Requirement:
Go through the material and write it all out exactly, minus the pictures.

++++++

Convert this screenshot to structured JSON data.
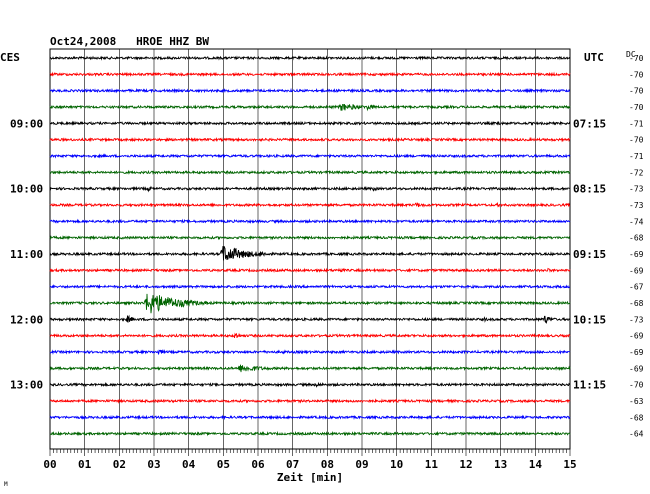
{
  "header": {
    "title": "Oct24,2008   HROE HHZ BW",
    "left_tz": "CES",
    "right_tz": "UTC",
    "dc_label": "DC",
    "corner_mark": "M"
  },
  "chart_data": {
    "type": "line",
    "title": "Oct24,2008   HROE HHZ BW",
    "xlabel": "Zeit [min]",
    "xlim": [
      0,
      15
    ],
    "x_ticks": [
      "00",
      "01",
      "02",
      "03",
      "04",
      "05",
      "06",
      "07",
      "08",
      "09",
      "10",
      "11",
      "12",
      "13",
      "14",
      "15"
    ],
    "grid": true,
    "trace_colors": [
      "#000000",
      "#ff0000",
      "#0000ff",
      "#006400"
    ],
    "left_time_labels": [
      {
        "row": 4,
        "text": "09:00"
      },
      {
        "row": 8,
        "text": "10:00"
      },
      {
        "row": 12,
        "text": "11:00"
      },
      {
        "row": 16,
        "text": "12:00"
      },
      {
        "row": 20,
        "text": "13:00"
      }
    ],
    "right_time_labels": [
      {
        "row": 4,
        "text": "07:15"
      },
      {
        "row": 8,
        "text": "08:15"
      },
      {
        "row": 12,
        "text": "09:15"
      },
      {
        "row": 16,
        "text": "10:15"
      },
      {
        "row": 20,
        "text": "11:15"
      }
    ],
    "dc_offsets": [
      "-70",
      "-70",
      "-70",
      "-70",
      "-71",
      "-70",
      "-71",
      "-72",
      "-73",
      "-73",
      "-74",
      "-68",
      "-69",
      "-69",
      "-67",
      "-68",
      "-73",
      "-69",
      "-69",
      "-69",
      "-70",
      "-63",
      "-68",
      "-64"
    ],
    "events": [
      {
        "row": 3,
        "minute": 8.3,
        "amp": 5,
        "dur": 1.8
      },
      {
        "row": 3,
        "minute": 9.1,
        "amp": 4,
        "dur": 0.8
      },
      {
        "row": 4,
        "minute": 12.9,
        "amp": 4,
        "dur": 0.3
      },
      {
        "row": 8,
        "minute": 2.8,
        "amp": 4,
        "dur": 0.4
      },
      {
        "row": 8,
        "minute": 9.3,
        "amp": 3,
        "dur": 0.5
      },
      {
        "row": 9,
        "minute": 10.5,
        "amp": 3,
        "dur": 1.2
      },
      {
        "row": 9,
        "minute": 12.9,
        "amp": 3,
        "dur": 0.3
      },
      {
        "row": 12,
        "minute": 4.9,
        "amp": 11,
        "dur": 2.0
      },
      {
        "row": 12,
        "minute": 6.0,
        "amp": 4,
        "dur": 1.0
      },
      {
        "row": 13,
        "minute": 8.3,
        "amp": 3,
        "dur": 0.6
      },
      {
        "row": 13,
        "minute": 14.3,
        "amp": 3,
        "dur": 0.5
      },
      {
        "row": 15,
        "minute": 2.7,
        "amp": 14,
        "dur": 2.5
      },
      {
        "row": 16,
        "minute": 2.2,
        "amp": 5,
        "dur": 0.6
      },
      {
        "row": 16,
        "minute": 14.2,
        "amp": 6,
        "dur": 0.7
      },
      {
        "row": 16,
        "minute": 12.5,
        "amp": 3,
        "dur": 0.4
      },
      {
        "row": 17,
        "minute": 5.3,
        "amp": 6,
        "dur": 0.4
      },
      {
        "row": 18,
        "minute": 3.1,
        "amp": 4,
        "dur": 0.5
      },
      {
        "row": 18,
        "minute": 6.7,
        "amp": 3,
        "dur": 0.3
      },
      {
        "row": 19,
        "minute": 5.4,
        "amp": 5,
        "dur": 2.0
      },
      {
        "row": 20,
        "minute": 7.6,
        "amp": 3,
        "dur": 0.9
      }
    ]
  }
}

++++++

Output for this task:
Convert this screenshot to structured JSON data.
{
  "header": {
    "title": "Oct24,2008   HROE HHZ BW",
    "left_tz": "CES",
    "right_tz": "UTC",
    "dc_label": "DC",
    "corner_mark": "M"
  },
  "chart_data": {
    "type": "line",
    "title": "Oct24,2008   HROE HHZ BW",
    "xlabel": "Zeit [min]",
    "xlim": [
      0,
      15
    ],
    "x_ticks": [
      "00",
      "01",
      "02",
      "03",
      "04",
      "05",
      "06",
      "07",
      "08",
      "09",
      "10",
      "11",
      "12",
      "13",
      "14",
      "15"
    ],
    "grid": true,
    "trace_colors": [
      "#000000",
      "#ff0000",
      "#0000ff",
      "#006400"
    ],
    "left_time_labels": [
      {
        "row": 4,
        "text": "09:00"
      },
      {
        "row": 8,
        "text": "10:00"
      },
      {
        "row": 12,
        "text": "11:00"
      },
      {
        "row": 16,
        "text": "12:00"
      },
      {
        "row": 20,
        "text": "13:00"
      }
    ],
    "right_time_labels": [
      {
        "row": 4,
        "text": "07:15"
      },
      {
        "row": 8,
        "text": "08:15"
      },
      {
        "row": 12,
        "text": "09:15"
      },
      {
        "row": 16,
        "text": "10:15"
      },
      {
        "row": 20,
        "text": "11:15"
      }
    ],
    "dc_offsets": [
      "-70",
      "-70",
      "-70",
      "-70",
      "-71",
      "-70",
      "-71",
      "-72",
      "-73",
      "-73",
      "-74",
      "-68",
      "-69",
      "-69",
      "-67",
      "-68",
      "-73",
      "-69",
      "-69",
      "-69",
      "-70",
      "-63",
      "-68",
      "-64"
    ],
    "events": [
      {
        "row": 3,
        "minute": 8.3,
        "amp": 5,
        "dur": 1.8
      },
      {
        "row": 3,
        "minute": 9.1,
        "amp": 4,
        "dur": 0.8
      },
      {
        "row": 4,
        "minute": 12.9,
        "amp": 4,
        "dur": 0.3
      },
      {
        "row": 8,
        "minute": 2.8,
        "amp": 4,
        "dur": 0.4
      },
      {
        "row": 8,
        "minute": 9.3,
        "amp": 3,
        "dur": 0.5
      },
      {
        "row": 9,
        "minute": 10.5,
        "amp": 3,
        "dur": 1.2
      },
      {
        "row": 9,
        "minute": 12.9,
        "amp": 3,
        "dur": 0.3
      },
      {
        "row": 12,
        "minute": 4.9,
        "amp": 11,
        "dur": 2.0
      },
      {
        "row": 12,
        "minute": 6.0,
        "amp": 4,
        "dur": 1.0
      },
      {
        "row": 13,
        "minute": 8.3,
        "amp": 3,
        "dur": 0.6
      },
      {
        "row": 13,
        "minute": 14.3,
        "amp": 3,
        "dur": 0.5
      },
      {
        "row": 15,
        "minute": 2.7,
        "amp": 14,
        "dur": 2.5
      },
      {
        "row": 16,
        "minute": 2.2,
        "amp": 5,
        "dur": 0.6
      },
      {
        "row": 16,
        "minute": 14.2,
        "amp": 6,
        "dur": 0.7
      },
      {
        "row": 16,
        "minute": 12.5,
        "amp": 3,
        "dur": 0.4
      },
      {
        "row": 17,
        "minute": 5.3,
        "amp": 6,
        "dur": 0.4
      },
      {
        "row": 18,
        "minute": 3.1,
        "amp": 4,
        "dur": 0.5
      },
      {
        "row": 18,
        "minute": 6.7,
        "amp": 3,
        "dur": 0.3
      },
      {
        "row": 19,
        "minute": 5.4,
        "amp": 5,
        "dur": 2.0
      },
      {
        "row": 20,
        "minute": 7.6,
        "amp": 3,
        "dur": 0.9
      }
    ]
  }
}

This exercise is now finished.